DIRECTIONS: Images appear in the records below; leave them out and repeat everything else exactly.
##### DATA FOR THIS EXERCISE #####
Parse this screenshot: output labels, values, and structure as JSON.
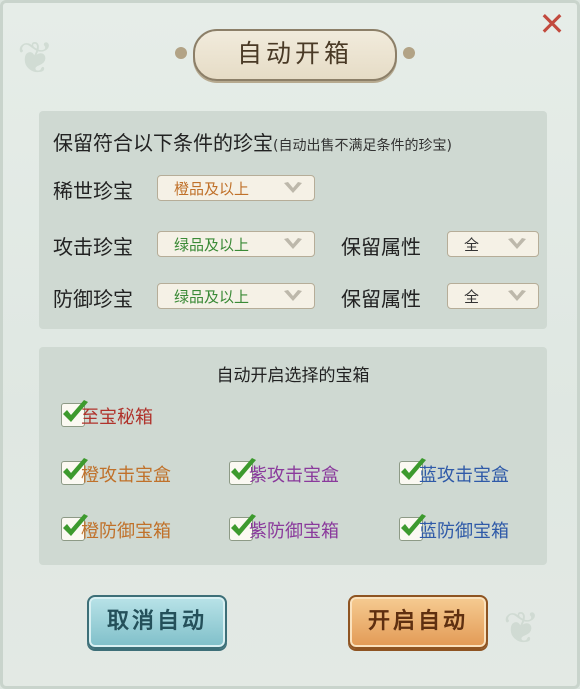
{
  "dialog": {
    "title": "自动开箱",
    "close_label": "✕"
  },
  "keep_section": {
    "heading": "保留符合以下条件的珍宝",
    "note": "(自动出售不满足条件的珍宝)",
    "rows": [
      {
        "label": "稀世珍宝",
        "value": "橙品及以上",
        "value_color": "#c0712a"
      },
      {
        "label": "攻击珍宝",
        "value": "绿品及以上",
        "value_color": "#3a8a36",
        "attr_label": "保留属性",
        "attr_value": "全"
      },
      {
        "label": "防御珍宝",
        "value": "绿品及以上",
        "value_color": "#3a8a36",
        "attr_label": "保留属性",
        "attr_value": "全"
      }
    ]
  },
  "chest_section": {
    "heading": "自动开启选择的宝箱",
    "items": [
      {
        "label": "至宝秘箱",
        "checked": true,
        "color": "#b0332c"
      },
      {
        "label": "橙攻击宝盒",
        "checked": true,
        "color": "#c0712a"
      },
      {
        "label": "紫攻击宝盒",
        "checked": true,
        "color": "#8a3a9c"
      },
      {
        "label": "蓝攻击宝盒",
        "checked": true,
        "color": "#2f5aa8"
      },
      {
        "label": "橙防御宝箱",
        "checked": true,
        "color": "#c0712a"
      },
      {
        "label": "紫防御宝箱",
        "checked": true,
        "color": "#8a3a9c"
      },
      {
        "label": "蓝防御宝箱",
        "checked": true,
        "color": "#2f5aa8"
      }
    ]
  },
  "buttons": {
    "cancel": "取消自动",
    "start": "开启自动"
  },
  "icons": {
    "close": "close-icon",
    "dropdown": "chevron-down-icon",
    "checkbox": "checkmark-icon"
  },
  "colors": {
    "check_green": "#3d9a2e",
    "cancel_button": "#7fbfc9",
    "start_button": "#e29a55",
    "close_red": "#c24a3e"
  }
}
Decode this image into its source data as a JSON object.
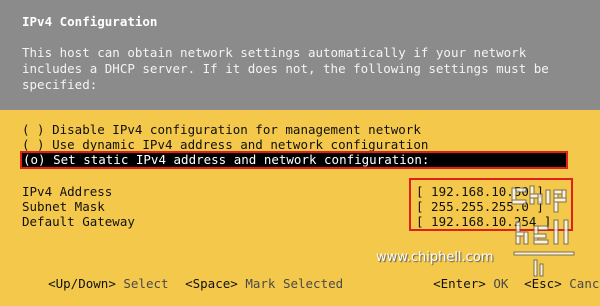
{
  "dialog": {
    "title": "IPv4 Configuration",
    "description_lines": [
      "This host can obtain network settings automatically if your network",
      "includes a DHCP server. If it does not, the following settings must be",
      "specified:"
    ]
  },
  "options": [
    {
      "label": "( ) Disable IPv4 configuration for management network",
      "selected": false
    },
    {
      "label": "( ) Use dynamic IPv4 address and network configuration",
      "selected": false
    },
    {
      "label": "(o) Set static IPv4 address and network configuration:",
      "selected": true
    }
  ],
  "fields": [
    {
      "label": "IPv4 Address",
      "value": "[ 192.168.10.50 ]"
    },
    {
      "label": "Subnet Mask",
      "value": "[ 255.255.255.0 ]"
    },
    {
      "label": "Default Gateway",
      "value": "[ 192.168.10.254 ]"
    }
  ],
  "footer": {
    "updown_key": "<Up/Down>",
    "updown_action": "Select",
    "space_key": "<Space>",
    "space_action": "Mark Selected",
    "enter_key": "<Enter>",
    "enter_action": "OK",
    "esc_key": "<Esc>",
    "esc_action": "Cancel"
  },
  "watermark": {
    "url": "www.chiphell.com",
    "logo_text": "chip hell"
  },
  "colors": {
    "header_gray": "#8b8b8b",
    "body_yellow": "#f4c84a",
    "highlight_red": "#e0201a"
  }
}
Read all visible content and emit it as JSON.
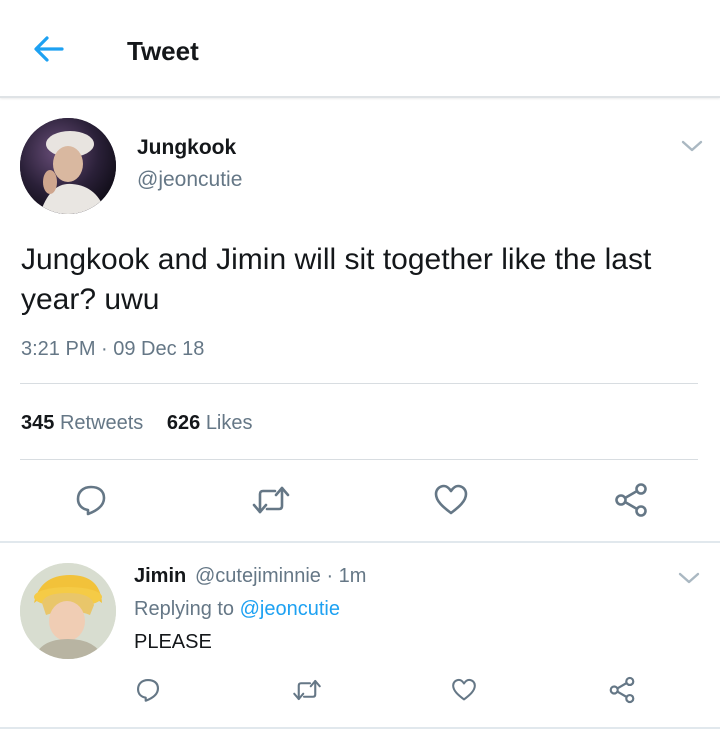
{
  "header": {
    "title": "Tweet",
    "back_icon": "arrow-left-icon",
    "accent_color": "#1da1f2"
  },
  "main_tweet": {
    "display_name": "Jungkook",
    "handle": "@jeoncutie",
    "text": "Jungkook and Jimin will sit together like the last year? uwu",
    "timestamp": "3:21 PM · 09 Dec 18",
    "retweets_count": "345",
    "retweets_label": "Retweets",
    "likes_count": "626",
    "likes_label": "Likes",
    "actions": [
      "reply-icon",
      "retweet-icon",
      "like-icon",
      "share-icon"
    ]
  },
  "reply_tweet": {
    "display_name": "Jimin",
    "handle_time": "@cutejiminnie · 1m",
    "replying_prefix": "Replying to",
    "replying_to": "@jeoncutie",
    "text": "PLEASE",
    "actions": [
      "reply-icon",
      "retweet-icon",
      "like-icon",
      "share-icon"
    ]
  },
  "colors": {
    "text_primary": "#14171a",
    "text_secondary": "#657786",
    "divider": "#e1e8ed",
    "icon": "#657786"
  }
}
#####
EXERCISE RESPONSE:
Parse this screenshot: output labels, values, and structure as JSON.
{
  "dialog": {
    "title": "自动开箱",
    "close_label": "✕"
  },
  "keep_section": {
    "heading": "保留符合以下条件的珍宝",
    "note": "(自动出售不满足条件的珍宝)",
    "rows": [
      {
        "label": "稀世珍宝",
        "value": "橙品及以上",
        "value_color": "#c0712a"
      },
      {
        "label": "攻击珍宝",
        "value": "绿品及以上",
        "value_color": "#3a8a36",
        "attr_label": "保留属性",
        "attr_value": "全"
      },
      {
        "label": "防御珍宝",
        "value": "绿品及以上",
        "value_color": "#3a8a36",
        "attr_label": "保留属性",
        "attr_value": "全"
      }
    ]
  },
  "chest_section": {
    "heading": "自动开启选择的宝箱",
    "items": [
      {
        "label": "至宝秘箱",
        "checked": true,
        "color": "#b0332c"
      },
      {
        "label": "橙攻击宝盒",
        "checked": true,
        "color": "#c0712a"
      },
      {
        "label": "紫攻击宝盒",
        "checked": true,
        "color": "#8a3a9c"
      },
      {
        "label": "蓝攻击宝盒",
        "checked": true,
        "color": "#2f5aa8"
      },
      {
        "label": "橙防御宝箱",
        "checked": true,
        "color": "#c0712a"
      },
      {
        "label": "紫防御宝箱",
        "checked": true,
        "color": "#8a3a9c"
      },
      {
        "label": "蓝防御宝箱",
        "checked": true,
        "color": "#2f5aa8"
      }
    ]
  },
  "buttons": {
    "cancel": "取消自动",
    "start": "开启自动"
  },
  "icons": {
    "close": "close-icon",
    "dropdown": "chevron-down-icon",
    "checkbox": "checkmark-icon"
  },
  "colors": {
    "check_green": "#3d9a2e",
    "cancel_button": "#7fbfc9",
    "start_button": "#e29a55",
    "close_red": "#c24a3e"
  }
}
Decode this image into its source data as a JSON object.
{
  "dialog": {
    "title": "IPv4 Configuration",
    "description_lines": [
      "This host can obtain network settings automatically if your network",
      "includes a DHCP server. If it does not, the following settings must be",
      "specified:"
    ]
  },
  "options": [
    {
      "label": "( ) Disable IPv4 configuration for management network",
      "selected": false
    },
    {
      "label": "( ) Use dynamic IPv4 address and network configuration",
      "selected": false
    },
    {
      "label": "(o) Set static IPv4 address and network configuration:",
      "selected": true
    }
  ],
  "fields": [
    {
      "label": "IPv4 Address",
      "value": "[ 192.168.10.50 ]"
    },
    {
      "label": "Subnet Mask",
      "value": "[ 255.255.255.0 ]"
    },
    {
      "label": "Default Gateway",
      "value": "[ 192.168.10.254 ]"
    }
  ],
  "footer": {
    "updown_key": "<Up/Down>",
    "updown_action": "Select",
    "space_key": "<Space>",
    "space_action": "Mark Selected",
    "enter_key": "<Enter>",
    "enter_action": "OK",
    "esc_key": "<Esc>",
    "esc_action": "Cancel"
  },
  "watermark": {
    "url": "www.chiphell.com",
    "logo_text": "chip hell"
  },
  "colors": {
    "header_gray": "#8b8b8b",
    "body_yellow": "#f4c84a",
    "highlight_red": "#e0201a"
  }
}
Read all visible content and emit it as JSON.
{
  "header": {
    "title": "Tweet",
    "back_icon": "arrow-left-icon",
    "accent_color": "#1da1f2"
  },
  "main_tweet": {
    "display_name": "Jungkook",
    "handle": "@jeoncutie",
    "text": "Jungkook and Jimin will sit together like the last year? uwu",
    "timestamp": "3:21 PM · 09 Dec 18",
    "retweets_count": "345",
    "retweets_label": "Retweets",
    "likes_count": "626",
    "likes_label": "Likes",
    "actions": [
      "reply-icon",
      "retweet-icon",
      "like-icon",
      "share-icon"
    ]
  },
  "reply_tweet": {
    "display_name": "Jimin",
    "handle_time": "@cutejiminnie · 1m",
    "replying_prefix": "Replying to",
    "replying_to": "@jeoncutie",
    "text": "PLEASE",
    "actions": [
      "reply-icon",
      "retweet-icon",
      "like-icon",
      "share-icon"
    ]
  },
  "colors": {
    "text_primary": "#14171a",
    "text_secondary": "#657786",
    "divider": "#e1e8ed",
    "icon": "#657786"
  }
}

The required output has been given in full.